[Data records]
/---

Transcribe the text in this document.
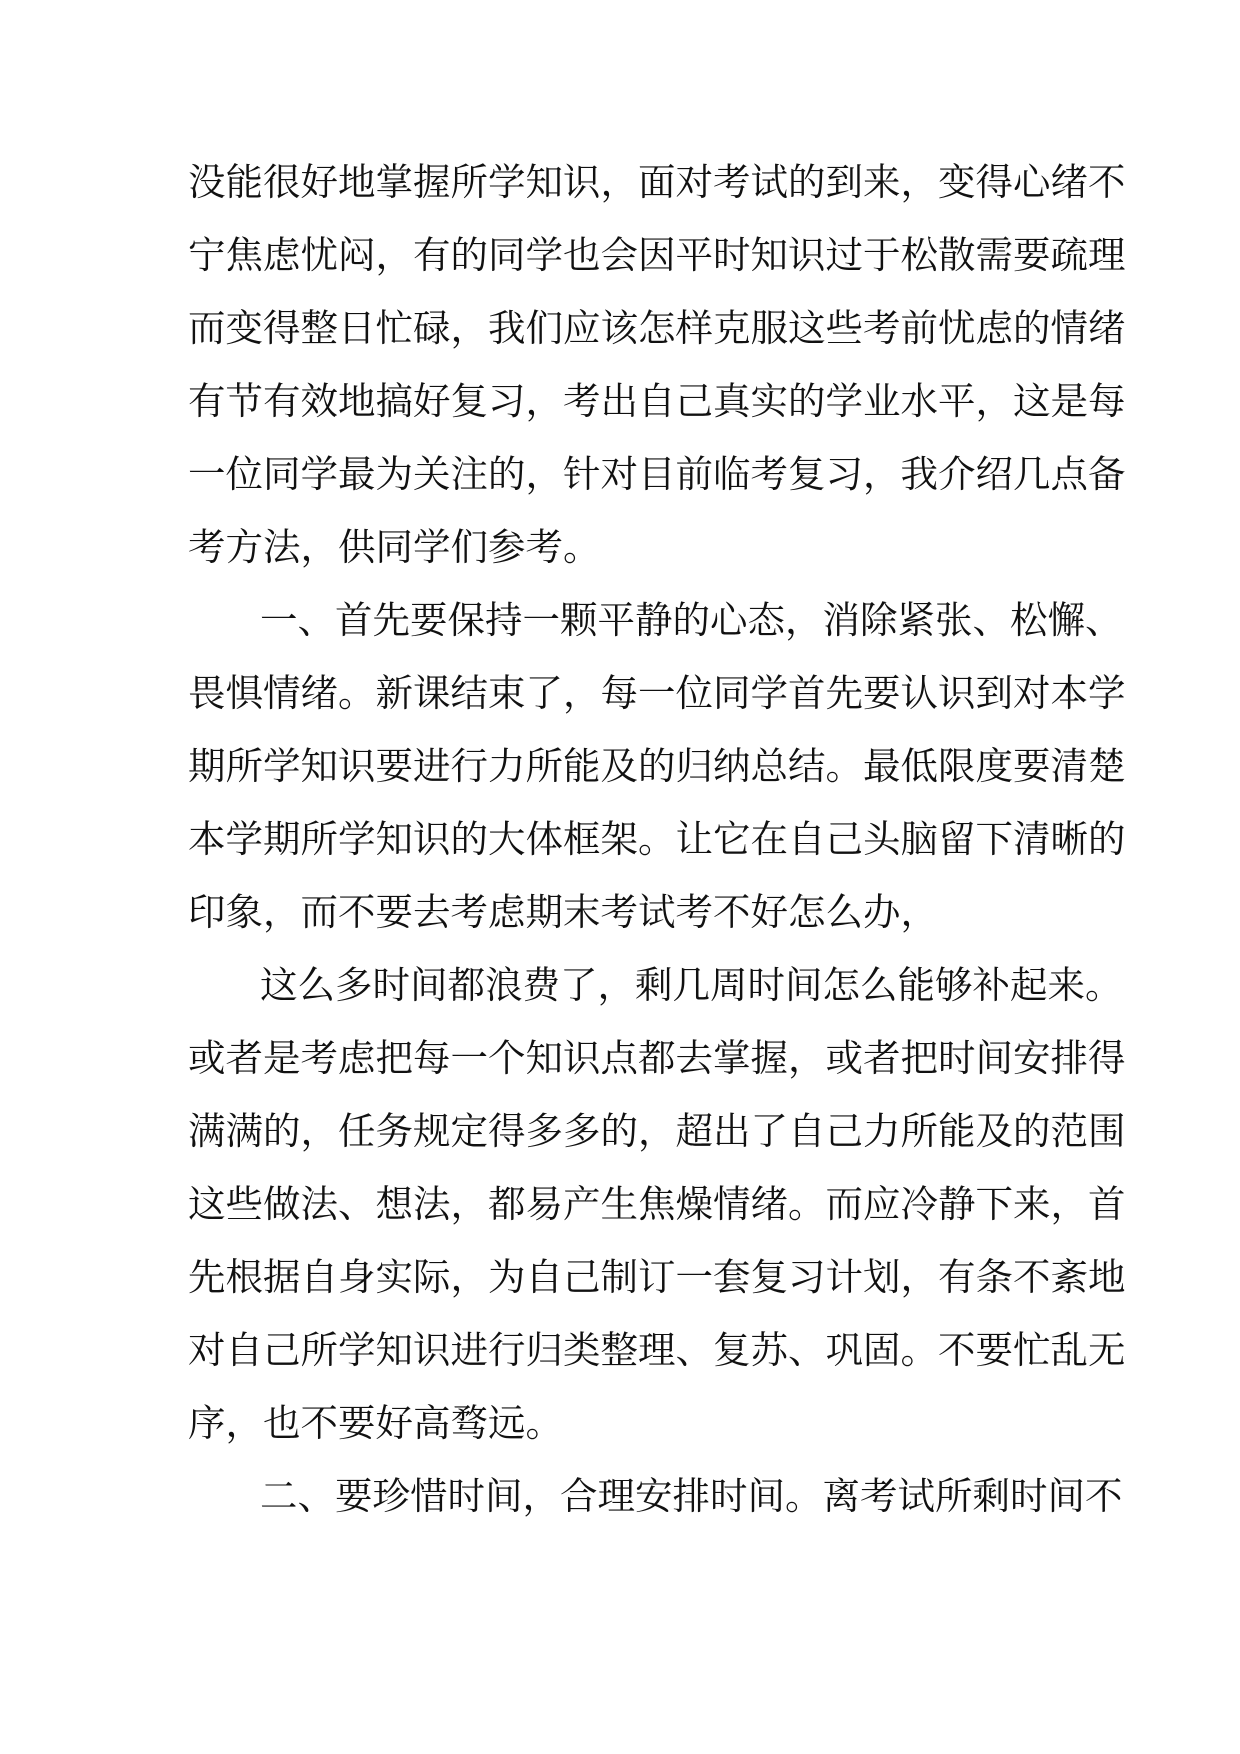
没能很好地掌握所学知识，面对考试的到来，变得心绪不
宁焦虑忧闷，有的同学也会因平时知识过于松散需要疏理
而变得整日忙碌，我们应该怎样克服这些考前忧虑的情绪
有节有效地搞好复习，考出自己真实的学业水平，这是每
一位同学最为关注的，针对目前临考复习，我介绍几点备
考方法，供同学们参考。
一、首先要保持一颗平静的心态，消除紧张、松懈、
畏惧情绪。新课结束了，每一位同学首先要认识到对本学
期所学知识要进行力所能及的归纳总结。最低限度要清楚
本学期所学知识的大体框架。让它在自己头脑留下清晰的
印象，而不要去考虑期末考试考不好怎么办，
这么多时间都浪费了，剩几周时间怎么能够补起来。
或者是考虑把每一个知识点都去掌握，或者把时间安排得
满满的，任务规定得多多的，超出了自己力所能及的范围
这些做法、想法，都易产生焦燥情绪。而应冷静下来，首
先根据自身实际，为自己制订一套复习计划，有条不紊地
对自己所学知识进行归类整理、复苏、巩固。不要忙乱无
序，也不要好高骛远。
二、要珍惜时间，合理安排时间。离考试所剩时间不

\---

What the task requires: Leave the pictures out and reproduce each record exactly as written.

Solution to this exercise:
Transcribe the text in this document.
没能很好地掌握所学知识，面对考试的到来，变得心绪不
宁焦虑忧闷，有的同学也会因平时知识过于松散需要疏理
而变得整日忙碌，我们应该怎样克服这些考前忧虑的情绪
有节有效地搞好复习，考出自己真实的学业水平，这是每
一位同学最为关注的，针对目前临考复习，我介绍几点备
考方法，供同学们参考。
一、首先要保持一颗平静的心态，消除紧张、松懈、
畏惧情绪。新课结束了，每一位同学首先要认识到对本学
期所学知识要进行力所能及的归纳总结。最低限度要清楚
本学期所学知识的大体框架。让它在自己头脑留下清晰的
印象，而不要去考虑期末考试考不好怎么办，
这么多时间都浪费了，剩几周时间怎么能够补起来。
或者是考虑把每一个知识点都去掌握，或者把时间安排得
满满的，任务规定得多多的，超出了自己力所能及的范围
这些做法、想法，都易产生焦燥情绪。而应冷静下来，首
先根据自身实际，为自己制订一套复习计划，有条不紊地
对自己所学知识进行归类整理、复苏、巩固。不要忙乱无
序，也不要好高骛远。
二、要珍惜时间，合理安排时间。离考试所剩时间不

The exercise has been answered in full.